■ Given request: Copy out each line containing "title" from the entries below.

■ Available data:

↓↓↓

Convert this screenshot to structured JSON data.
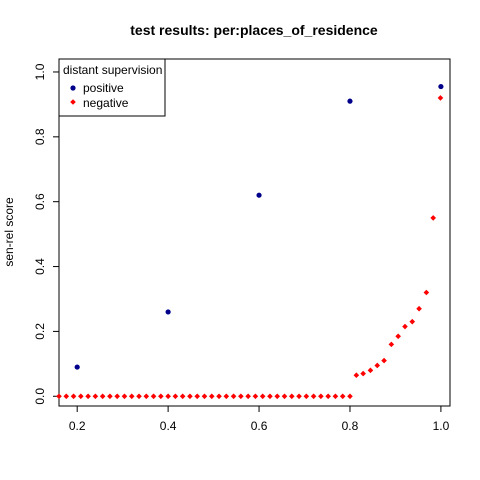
{
  "chart_data": {
    "type": "scatter",
    "title": "test results: per:places_of_residence",
    "xlabel": "",
    "ylabel": "sen-rel score",
    "xlim": [
      0.16,
      1.02
    ],
    "ylim": [
      -0.03,
      1.04
    ],
    "xticks": [
      0.2,
      0.4,
      0.6,
      0.8,
      1.0
    ],
    "xtick_labels": [
      "0.2",
      "0.4",
      "0.6",
      "0.8",
      "1.0"
    ],
    "yticks": [
      0.0,
      0.2,
      0.4,
      0.6,
      0.8,
      1.0
    ],
    "ytick_labels": [
      "0.0",
      "0.2",
      "0.4",
      "0.6",
      "0.8",
      "1.0"
    ],
    "legend": {
      "title": "distant supervision",
      "placement": "top-left"
    },
    "series": [
      {
        "name": "positive",
        "color": "#00008b",
        "marker": "circle",
        "x": [
          0.2,
          0.4,
          0.6,
          0.8,
          1.0
        ],
        "y": [
          0.09,
          0.26,
          0.62,
          0.91,
          0.955
        ]
      },
      {
        "name": "negative",
        "color": "#ff0000",
        "marker": "diamond",
        "x": [
          0.16,
          0.176,
          0.192,
          0.208,
          0.224,
          0.24,
          0.256,
          0.272,
          0.288,
          0.304,
          0.32,
          0.336,
          0.352,
          0.368,
          0.384,
          0.4,
          0.416,
          0.432,
          0.448,
          0.464,
          0.48,
          0.496,
          0.512,
          0.528,
          0.544,
          0.56,
          0.576,
          0.592,
          0.608,
          0.624,
          0.64,
          0.656,
          0.672,
          0.688,
          0.704,
          0.72,
          0.736,
          0.752,
          0.768,
          0.784,
          0.8,
          0.814,
          0.829,
          0.845,
          0.86,
          0.875,
          0.891,
          0.906,
          0.921,
          0.937,
          0.952,
          0.968,
          0.983,
          0.999
        ],
        "y": [
          0,
          0,
          0,
          0,
          0,
          0,
          0,
          0,
          0,
          0,
          0,
          0,
          0,
          0,
          0,
          0,
          0,
          0,
          0,
          0,
          0,
          0,
          0,
          0,
          0,
          0,
          0,
          0,
          0,
          0,
          0,
          0,
          0,
          0,
          0,
          0,
          0,
          0,
          0,
          0,
          0,
          0.065,
          0.07,
          0.08,
          0.095,
          0.11,
          0.16,
          0.185,
          0.215,
          0.23,
          0.27,
          0.32,
          0.55,
          0.92
        ]
      }
    ]
  }
}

↑↑↑

■ Complete response:
    "title": "test results: per:places_of_residence",
      "title": "distant supervision",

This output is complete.